**Requirement**
Reproduce the items below, substituting "video-tile" for every occurrence of "participant-tile" and leaving all other text unchanged.

**Supplied information**
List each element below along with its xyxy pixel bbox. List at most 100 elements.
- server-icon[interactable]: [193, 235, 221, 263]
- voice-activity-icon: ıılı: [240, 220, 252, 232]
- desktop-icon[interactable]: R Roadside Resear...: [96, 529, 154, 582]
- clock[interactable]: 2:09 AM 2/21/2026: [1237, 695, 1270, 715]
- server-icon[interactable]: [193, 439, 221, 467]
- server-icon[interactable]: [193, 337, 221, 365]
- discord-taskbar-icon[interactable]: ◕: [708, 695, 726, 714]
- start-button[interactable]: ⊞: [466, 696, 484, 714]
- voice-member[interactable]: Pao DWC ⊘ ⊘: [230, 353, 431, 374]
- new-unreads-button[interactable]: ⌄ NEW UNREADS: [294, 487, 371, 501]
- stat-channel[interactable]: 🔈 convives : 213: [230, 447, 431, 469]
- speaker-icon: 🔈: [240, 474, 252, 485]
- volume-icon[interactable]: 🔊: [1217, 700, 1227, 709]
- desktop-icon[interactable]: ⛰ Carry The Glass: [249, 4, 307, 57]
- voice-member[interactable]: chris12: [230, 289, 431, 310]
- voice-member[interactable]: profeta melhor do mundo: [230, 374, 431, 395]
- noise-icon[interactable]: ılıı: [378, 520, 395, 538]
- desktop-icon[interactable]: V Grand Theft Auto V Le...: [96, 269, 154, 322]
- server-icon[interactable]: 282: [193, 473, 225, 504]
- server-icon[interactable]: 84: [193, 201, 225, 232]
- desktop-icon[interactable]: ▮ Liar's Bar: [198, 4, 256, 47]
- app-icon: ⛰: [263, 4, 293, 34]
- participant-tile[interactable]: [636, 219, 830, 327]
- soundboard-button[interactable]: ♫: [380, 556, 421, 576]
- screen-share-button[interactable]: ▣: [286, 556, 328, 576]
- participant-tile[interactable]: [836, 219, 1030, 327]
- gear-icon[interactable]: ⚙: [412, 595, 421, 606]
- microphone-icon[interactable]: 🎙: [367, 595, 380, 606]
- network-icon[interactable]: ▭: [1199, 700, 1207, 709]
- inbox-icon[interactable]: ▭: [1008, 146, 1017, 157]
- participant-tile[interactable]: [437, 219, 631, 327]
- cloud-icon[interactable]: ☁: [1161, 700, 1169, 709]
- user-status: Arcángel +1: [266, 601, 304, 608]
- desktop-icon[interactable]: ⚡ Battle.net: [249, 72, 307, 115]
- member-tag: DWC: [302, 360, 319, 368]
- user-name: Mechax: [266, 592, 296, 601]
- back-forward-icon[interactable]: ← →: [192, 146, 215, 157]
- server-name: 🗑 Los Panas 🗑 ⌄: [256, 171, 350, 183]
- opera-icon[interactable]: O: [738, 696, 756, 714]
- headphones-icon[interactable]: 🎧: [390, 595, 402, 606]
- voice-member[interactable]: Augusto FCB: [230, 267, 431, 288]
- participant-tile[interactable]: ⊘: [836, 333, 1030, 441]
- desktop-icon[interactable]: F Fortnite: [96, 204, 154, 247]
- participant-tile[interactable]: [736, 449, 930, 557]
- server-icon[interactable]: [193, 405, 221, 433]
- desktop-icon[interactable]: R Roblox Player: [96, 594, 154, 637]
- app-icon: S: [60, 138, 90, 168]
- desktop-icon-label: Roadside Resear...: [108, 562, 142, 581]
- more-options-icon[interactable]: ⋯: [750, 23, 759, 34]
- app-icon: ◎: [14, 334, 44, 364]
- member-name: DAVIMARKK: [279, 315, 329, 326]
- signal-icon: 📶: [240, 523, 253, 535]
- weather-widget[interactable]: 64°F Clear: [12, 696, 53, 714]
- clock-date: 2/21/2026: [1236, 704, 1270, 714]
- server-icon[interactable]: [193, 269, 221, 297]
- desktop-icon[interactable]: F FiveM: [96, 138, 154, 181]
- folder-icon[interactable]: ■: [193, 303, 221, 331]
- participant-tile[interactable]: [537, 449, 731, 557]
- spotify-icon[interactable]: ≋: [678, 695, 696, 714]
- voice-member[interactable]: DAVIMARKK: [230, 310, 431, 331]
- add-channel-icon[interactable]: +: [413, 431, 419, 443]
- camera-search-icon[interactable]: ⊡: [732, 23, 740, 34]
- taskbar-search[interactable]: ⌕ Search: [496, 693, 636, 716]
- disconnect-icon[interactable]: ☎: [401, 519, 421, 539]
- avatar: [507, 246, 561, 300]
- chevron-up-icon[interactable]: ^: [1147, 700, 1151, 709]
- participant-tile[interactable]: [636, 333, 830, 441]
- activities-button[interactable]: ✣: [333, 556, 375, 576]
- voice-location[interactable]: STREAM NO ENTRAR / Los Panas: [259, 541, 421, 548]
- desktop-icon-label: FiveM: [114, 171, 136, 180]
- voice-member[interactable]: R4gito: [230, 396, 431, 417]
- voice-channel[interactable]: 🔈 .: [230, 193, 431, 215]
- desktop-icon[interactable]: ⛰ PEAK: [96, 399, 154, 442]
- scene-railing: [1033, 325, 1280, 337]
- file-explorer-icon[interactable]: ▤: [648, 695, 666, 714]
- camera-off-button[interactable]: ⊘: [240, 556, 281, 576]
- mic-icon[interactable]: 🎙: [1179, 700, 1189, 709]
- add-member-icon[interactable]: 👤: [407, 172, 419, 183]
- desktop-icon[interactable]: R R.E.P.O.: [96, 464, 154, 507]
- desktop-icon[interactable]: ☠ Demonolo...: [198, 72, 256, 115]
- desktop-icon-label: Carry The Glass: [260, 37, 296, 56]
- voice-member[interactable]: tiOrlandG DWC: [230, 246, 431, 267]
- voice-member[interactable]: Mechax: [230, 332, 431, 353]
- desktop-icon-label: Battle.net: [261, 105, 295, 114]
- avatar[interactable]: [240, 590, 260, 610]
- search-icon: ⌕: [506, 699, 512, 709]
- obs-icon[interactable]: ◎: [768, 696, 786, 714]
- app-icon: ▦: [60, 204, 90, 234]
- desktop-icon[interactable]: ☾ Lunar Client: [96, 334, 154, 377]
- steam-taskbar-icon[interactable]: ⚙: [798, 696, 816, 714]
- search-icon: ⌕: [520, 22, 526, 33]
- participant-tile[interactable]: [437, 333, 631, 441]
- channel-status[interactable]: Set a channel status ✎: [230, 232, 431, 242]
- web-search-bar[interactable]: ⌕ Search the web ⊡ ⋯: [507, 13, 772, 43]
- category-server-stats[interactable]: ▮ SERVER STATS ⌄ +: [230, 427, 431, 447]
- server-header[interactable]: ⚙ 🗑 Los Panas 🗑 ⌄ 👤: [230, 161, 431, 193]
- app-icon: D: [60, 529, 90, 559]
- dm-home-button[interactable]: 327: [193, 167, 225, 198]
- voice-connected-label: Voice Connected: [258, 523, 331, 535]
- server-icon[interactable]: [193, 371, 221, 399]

**Answer to this problem**
List each element below along with its xyxy pixel bbox. List at most 100 elements.
- server-icon[interactable]: [193, 235, 221, 263]
- voice-activity-icon: ıılı: [240, 220, 252, 232]
- desktop-icon[interactable]: R Roadside Resear...: [96, 529, 154, 582]
- clock[interactable]: 2:09 AM 2/21/2026: [1237, 695, 1270, 715]
- server-icon[interactable]: [193, 439, 221, 467]
- server-icon[interactable]: [193, 337, 221, 365]
- discord-taskbar-icon[interactable]: ◕: [708, 695, 726, 714]
- start-button[interactable]: ⊞: [466, 696, 484, 714]
- voice-member[interactable]: Pao DWC ⊘ ⊘: [230, 353, 431, 374]
- new-unreads-button[interactable]: ⌄ NEW UNREADS: [294, 487, 371, 501]
- stat-channel[interactable]: 🔈 convives : 213: [230, 447, 431, 469]
- speaker-icon: 🔈: [240, 474, 252, 485]
- volume-icon[interactable]: 🔊: [1217, 700, 1227, 709]
- desktop-icon[interactable]: ⛰ Carry The Glass: [249, 4, 307, 57]
- voice-member[interactable]: chris12: [230, 289, 431, 310]
- voice-member[interactable]: profeta melhor do mundo: [230, 374, 431, 395]
- noise-icon[interactable]: ılıı: [378, 520, 395, 538]
- desktop-icon[interactable]: V Grand Theft Auto V Le...: [96, 269, 154, 322]
- server-icon[interactable]: 282: [193, 473, 225, 504]
- server-icon[interactable]: 84: [193, 201, 225, 232]
- desktop-icon[interactable]: ▮ Liar's Bar: [198, 4, 256, 47]
- app-icon: ⛰: [263, 4, 293, 34]
- video-tile[interactable]: [636, 219, 830, 327]
- soundboard-button[interactable]: ♫: [380, 556, 421, 576]
- screen-share-button[interactable]: ▣: [286, 556, 328, 576]
- video-tile[interactable]: [836, 219, 1030, 327]
- gear-icon[interactable]: ⚙: [412, 595, 421, 606]
- microphone-icon[interactable]: 🎙: [367, 595, 380, 606]
- network-icon[interactable]: ▭: [1199, 700, 1207, 709]
- inbox-icon[interactable]: ▭: [1008, 146, 1017, 157]
- video-tile[interactable]: [437, 219, 631, 327]
- cloud-icon[interactable]: ☁: [1161, 700, 1169, 709]
- user-status: Arcángel +1: [266, 601, 304, 608]
- desktop-icon[interactable]: ⚡ Battle.net: [249, 72, 307, 115]
- member-tag: DWC: [302, 360, 319, 368]
- user-name: Mechax: [266, 592, 296, 601]
- back-forward-icon[interactable]: ← →: [192, 146, 215, 157]
- server-name: 🗑 Los Panas 🗑 ⌄: [256, 171, 350, 183]
- opera-icon[interactable]: O: [738, 696, 756, 714]
- headphones-icon[interactable]: 🎧: [390, 595, 402, 606]
- voice-member[interactable]: Augusto FCB: [230, 267, 431, 288]
- video-tile[interactable]: ⊘: [836, 333, 1030, 441]
- desktop-icon[interactable]: F Fortnite: [96, 204, 154, 247]
- video-tile[interactable]: [736, 449, 930, 557]
- server-icon[interactable]: [193, 405, 221, 433]
- desktop-icon[interactable]: R Roblox Player: [96, 594, 154, 637]
- app-icon: S: [60, 138, 90, 168]
- desktop-icon-label: Roadside Resear...: [108, 562, 142, 581]
- more-options-icon[interactable]: ⋯: [750, 23, 759, 34]
- app-icon: ◎: [14, 334, 44, 364]
- member-name: DAVIMARKK: [279, 315, 329, 326]
- signal-icon: 📶: [240, 523, 253, 535]
- weather-widget[interactable]: 64°F Clear: [12, 696, 53, 714]
- clock-date: 2/21/2026: [1236, 704, 1270, 714]
- server-icon[interactable]: [193, 269, 221, 297]
- desktop-icon[interactable]: F FiveM: [96, 138, 154, 181]
- folder-icon[interactable]: ■: [193, 303, 221, 331]
- video-tile[interactable]: [537, 449, 731, 557]
- spotify-icon[interactable]: ≋: [678, 695, 696, 714]
- voice-member[interactable]: DAVIMARKK: [230, 310, 431, 331]
- add-channel-icon[interactable]: +: [413, 431, 419, 443]
- camera-search-icon[interactable]: ⊡: [732, 23, 740, 34]
- taskbar-search[interactable]: ⌕ Search: [496, 693, 636, 716]
- disconnect-icon[interactable]: ☎: [401, 519, 421, 539]
- avatar: [507, 246, 561, 300]
- chevron-up-icon[interactable]: ^: [1147, 700, 1151, 709]
- video-tile[interactable]: [636, 333, 830, 441]
- activities-button[interactable]: ✣: [333, 556, 375, 576]
- voice-location[interactable]: STREAM NO ENTRAR / Los Panas: [259, 541, 421, 548]
- desktop-icon-label: FiveM: [114, 171, 136, 180]
- voice-member[interactable]: R4gito: [230, 396, 431, 417]
- voice-channel[interactable]: 🔈 .: [230, 193, 431, 215]
- desktop-icon[interactable]: ⛰ PEAK: [96, 399, 154, 442]
- scene-railing: [1033, 325, 1280, 337]
- file-explorer-icon[interactable]: ▤: [648, 695, 666, 714]
- camera-off-button[interactable]: ⊘: [240, 556, 281, 576]
- mic-icon[interactable]: 🎙: [1179, 700, 1189, 709]
- add-member-icon[interactable]: 👤: [407, 172, 419, 183]
- desktop-icon[interactable]: R R.E.P.O.: [96, 464, 154, 507]
- desktop-icon[interactable]: ☠ Demonolo...: [198, 72, 256, 115]
- desktop-icon-label: Carry The Glass: [260, 37, 296, 56]
- voice-member[interactable]: tiOrlandG DWC: [230, 246, 431, 267]
- voice-member[interactable]: Mechax: [230, 332, 431, 353]
- desktop-icon-label: Battle.net: [261, 105, 295, 114]
- avatar[interactable]: [240, 590, 260, 610]
- search-icon: ⌕: [506, 699, 512, 709]
- obs-icon[interactable]: ◎: [768, 696, 786, 714]
- app-icon: ▦: [60, 204, 90, 234]
- desktop-icon[interactable]: ☾ Lunar Client: [96, 334, 154, 377]
- steam-taskbar-icon[interactable]: ⚙: [798, 696, 816, 714]
- search-icon: ⌕: [520, 22, 526, 33]
- video-tile[interactable]: [437, 333, 631, 441]
- channel-status[interactable]: Set a channel status ✎: [230, 232, 431, 242]
- web-search-bar[interactable]: ⌕ Search the web ⊡ ⋯: [507, 13, 772, 43]
- category-server-stats[interactable]: ▮ SERVER STATS ⌄ +: [230, 427, 431, 447]
- server-header[interactable]: ⚙ 🗑 Los Panas 🗑 ⌄ 👤: [230, 161, 431, 193]
- app-icon: D: [60, 529, 90, 559]
- dm-home-button[interactable]: 327: [193, 167, 225, 198]
- voice-connected-label: Voice Connected: [258, 523, 331, 535]
- server-icon[interactable]: [193, 371, 221, 399]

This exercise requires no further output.